# [Rows]
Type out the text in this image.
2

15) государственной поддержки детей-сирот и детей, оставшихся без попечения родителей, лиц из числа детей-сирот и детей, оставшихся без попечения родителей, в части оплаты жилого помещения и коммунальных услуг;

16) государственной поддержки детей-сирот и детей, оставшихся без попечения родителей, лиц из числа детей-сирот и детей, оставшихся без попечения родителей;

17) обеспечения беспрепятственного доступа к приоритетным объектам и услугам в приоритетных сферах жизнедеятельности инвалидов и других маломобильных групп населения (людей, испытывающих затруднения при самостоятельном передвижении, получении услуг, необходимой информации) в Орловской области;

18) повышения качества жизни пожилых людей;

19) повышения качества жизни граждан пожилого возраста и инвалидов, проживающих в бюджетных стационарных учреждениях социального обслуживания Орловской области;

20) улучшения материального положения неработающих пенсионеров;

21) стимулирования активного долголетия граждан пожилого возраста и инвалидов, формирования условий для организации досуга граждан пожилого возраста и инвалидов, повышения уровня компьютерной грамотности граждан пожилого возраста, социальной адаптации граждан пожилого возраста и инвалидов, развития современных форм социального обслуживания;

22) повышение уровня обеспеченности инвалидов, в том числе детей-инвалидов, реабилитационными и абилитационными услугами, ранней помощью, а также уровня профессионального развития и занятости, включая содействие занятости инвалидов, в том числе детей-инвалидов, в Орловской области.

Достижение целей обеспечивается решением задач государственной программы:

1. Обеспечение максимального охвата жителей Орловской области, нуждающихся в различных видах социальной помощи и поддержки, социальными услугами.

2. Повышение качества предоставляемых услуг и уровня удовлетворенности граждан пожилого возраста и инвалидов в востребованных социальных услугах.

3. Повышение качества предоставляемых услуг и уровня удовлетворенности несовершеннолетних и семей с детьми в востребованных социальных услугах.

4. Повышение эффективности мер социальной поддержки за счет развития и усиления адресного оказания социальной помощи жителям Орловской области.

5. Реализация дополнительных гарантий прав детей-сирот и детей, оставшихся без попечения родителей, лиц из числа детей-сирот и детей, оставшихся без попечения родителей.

# [What you are asked to do]
Print out all the entries precisely as written.

# [Reply to the task]
Type out the text in this image.
2

15) государственной поддержки детей-сирот и детей, оставшихся без попечения родителей, лиц из числа детей-сирот и детей, оставшихся без попечения родителей, в части оплаты жилого помещения и коммунальных услуг;

16) государственной поддержки детей-сирот и детей, оставшихся без попечения родителей, лиц из числа детей-сирот и детей, оставшихся без попечения родителей;

17) обеспечения беспрепятственного доступа к приоритетным объектам и услугам в приоритетных сферах жизнедеятельности инвалидов и других маломобильных групп населения (людей, испытывающих затруднения при самостоятельном передвижении, получении услуг, необходимой информации) в Орловской области;

18) повышения качества жизни пожилых людей;

19) повышения качества жизни граждан пожилого возраста и инвалидов, проживающих в бюджетных стационарных учреждениях социального обслуживания Орловской области;

20) улучшения материального положения неработающих пенсионеров;

21) стимулирования активного долголетия граждан пожилого возраста и инвалидов, формирования условий для организации досуга граждан пожилого возраста и инвалидов, повышения уровня компьютерной грамотности граждан пожилого возраста, социальной адаптации граждан пожилого возраста и инвалидов, развития современных форм социального обслуживания;

22) повышение уровня обеспеченности инвалидов, в том числе детей-инвалидов, реабилитационными и абилитационными услугами, ранней помощью, а также уровня профессионального развития и занятости, включая содействие занятости инвалидов, в том числе детей-инвалидов, в Орловской области.

Достижение целей обеспечивается решением задач государственной программы:

1. Обеспечение максимального охвата жителей Орловской области, нуждающихся в различных видах социальной помощи и поддержки, социальными услугами.

2. Повышение качества предоставляемых услуг и уровня удовлетворенности граждан пожилого возраста и инвалидов в востребованных социальных услугах.

3. Повышение качества предоставляемых услуг и уровня удовлетворенности несовершеннолетних и семей с детьми в востребованных социальных услугах.

4. Повышение эффективности мер социальной поддержки за счет развития и усиления адресного оказания социальной помощи жителям Орловской области.

5. Реализация дополнительных гарантий прав детей-сирот и детей, оставшихся без попечения родителей, лиц из числа детей-сирот и детей, оставшихся без попечения родителей.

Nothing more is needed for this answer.